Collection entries
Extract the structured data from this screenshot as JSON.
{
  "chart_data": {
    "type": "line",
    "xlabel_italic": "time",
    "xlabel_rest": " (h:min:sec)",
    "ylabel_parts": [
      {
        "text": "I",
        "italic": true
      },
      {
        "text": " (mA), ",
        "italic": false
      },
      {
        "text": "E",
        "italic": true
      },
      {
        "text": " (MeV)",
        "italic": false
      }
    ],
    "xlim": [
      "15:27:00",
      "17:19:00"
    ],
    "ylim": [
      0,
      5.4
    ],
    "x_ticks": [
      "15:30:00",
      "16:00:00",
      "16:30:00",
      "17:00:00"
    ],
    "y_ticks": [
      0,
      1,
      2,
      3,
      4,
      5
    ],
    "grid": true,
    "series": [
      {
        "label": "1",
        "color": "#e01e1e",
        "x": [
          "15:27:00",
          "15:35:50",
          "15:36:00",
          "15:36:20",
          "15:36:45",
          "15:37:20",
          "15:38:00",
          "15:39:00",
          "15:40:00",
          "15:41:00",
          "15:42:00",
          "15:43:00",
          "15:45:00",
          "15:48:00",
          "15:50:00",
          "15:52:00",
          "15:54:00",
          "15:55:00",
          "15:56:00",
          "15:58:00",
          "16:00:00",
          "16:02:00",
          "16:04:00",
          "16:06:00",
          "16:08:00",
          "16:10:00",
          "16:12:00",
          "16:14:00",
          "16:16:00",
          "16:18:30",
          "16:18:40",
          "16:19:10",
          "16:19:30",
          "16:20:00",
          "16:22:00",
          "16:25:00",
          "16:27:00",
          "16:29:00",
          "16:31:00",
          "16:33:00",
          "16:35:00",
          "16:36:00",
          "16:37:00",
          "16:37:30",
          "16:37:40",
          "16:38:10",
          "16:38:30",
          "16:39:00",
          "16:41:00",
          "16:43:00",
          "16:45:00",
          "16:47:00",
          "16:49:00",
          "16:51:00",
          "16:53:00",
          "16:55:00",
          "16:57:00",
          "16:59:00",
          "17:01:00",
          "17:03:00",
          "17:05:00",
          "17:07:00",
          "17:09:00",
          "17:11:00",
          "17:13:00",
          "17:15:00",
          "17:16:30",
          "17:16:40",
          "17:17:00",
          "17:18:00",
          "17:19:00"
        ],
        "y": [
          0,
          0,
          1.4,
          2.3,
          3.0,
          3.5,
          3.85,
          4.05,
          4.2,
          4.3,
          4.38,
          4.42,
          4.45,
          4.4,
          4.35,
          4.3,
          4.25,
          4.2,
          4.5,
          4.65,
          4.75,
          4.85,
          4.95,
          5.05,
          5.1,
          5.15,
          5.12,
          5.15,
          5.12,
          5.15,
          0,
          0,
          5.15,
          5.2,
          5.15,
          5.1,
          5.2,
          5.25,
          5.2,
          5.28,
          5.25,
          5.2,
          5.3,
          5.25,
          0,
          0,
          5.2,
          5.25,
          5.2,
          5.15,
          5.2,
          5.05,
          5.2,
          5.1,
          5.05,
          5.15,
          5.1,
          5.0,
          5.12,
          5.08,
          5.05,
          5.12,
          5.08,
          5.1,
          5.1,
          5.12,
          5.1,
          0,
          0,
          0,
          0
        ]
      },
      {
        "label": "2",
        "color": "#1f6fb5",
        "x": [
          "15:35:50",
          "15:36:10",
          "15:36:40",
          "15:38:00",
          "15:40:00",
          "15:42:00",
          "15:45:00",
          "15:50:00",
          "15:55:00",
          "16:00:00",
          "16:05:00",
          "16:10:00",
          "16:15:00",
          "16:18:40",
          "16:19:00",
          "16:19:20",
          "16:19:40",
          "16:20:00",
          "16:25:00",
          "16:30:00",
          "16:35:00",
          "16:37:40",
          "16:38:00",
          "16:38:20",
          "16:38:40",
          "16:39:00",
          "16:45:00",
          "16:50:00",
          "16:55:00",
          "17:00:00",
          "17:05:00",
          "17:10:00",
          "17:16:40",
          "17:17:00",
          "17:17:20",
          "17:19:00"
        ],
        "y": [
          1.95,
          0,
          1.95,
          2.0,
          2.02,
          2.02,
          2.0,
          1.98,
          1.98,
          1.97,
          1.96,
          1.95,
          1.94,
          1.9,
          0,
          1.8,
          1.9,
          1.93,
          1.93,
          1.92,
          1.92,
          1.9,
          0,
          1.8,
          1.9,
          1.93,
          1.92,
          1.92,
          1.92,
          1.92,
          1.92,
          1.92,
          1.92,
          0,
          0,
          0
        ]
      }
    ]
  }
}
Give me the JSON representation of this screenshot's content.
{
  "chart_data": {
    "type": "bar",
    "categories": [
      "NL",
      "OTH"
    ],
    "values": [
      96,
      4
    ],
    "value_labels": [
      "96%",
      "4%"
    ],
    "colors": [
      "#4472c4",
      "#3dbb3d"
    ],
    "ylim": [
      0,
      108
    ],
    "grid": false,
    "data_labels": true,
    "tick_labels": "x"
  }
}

*What is expected*
Select the lines that carry the string "JSON" and copy them.

*Task result*
Extract the structured data from this screenshot as JSON.
Give me the JSON representation of this screenshot's content.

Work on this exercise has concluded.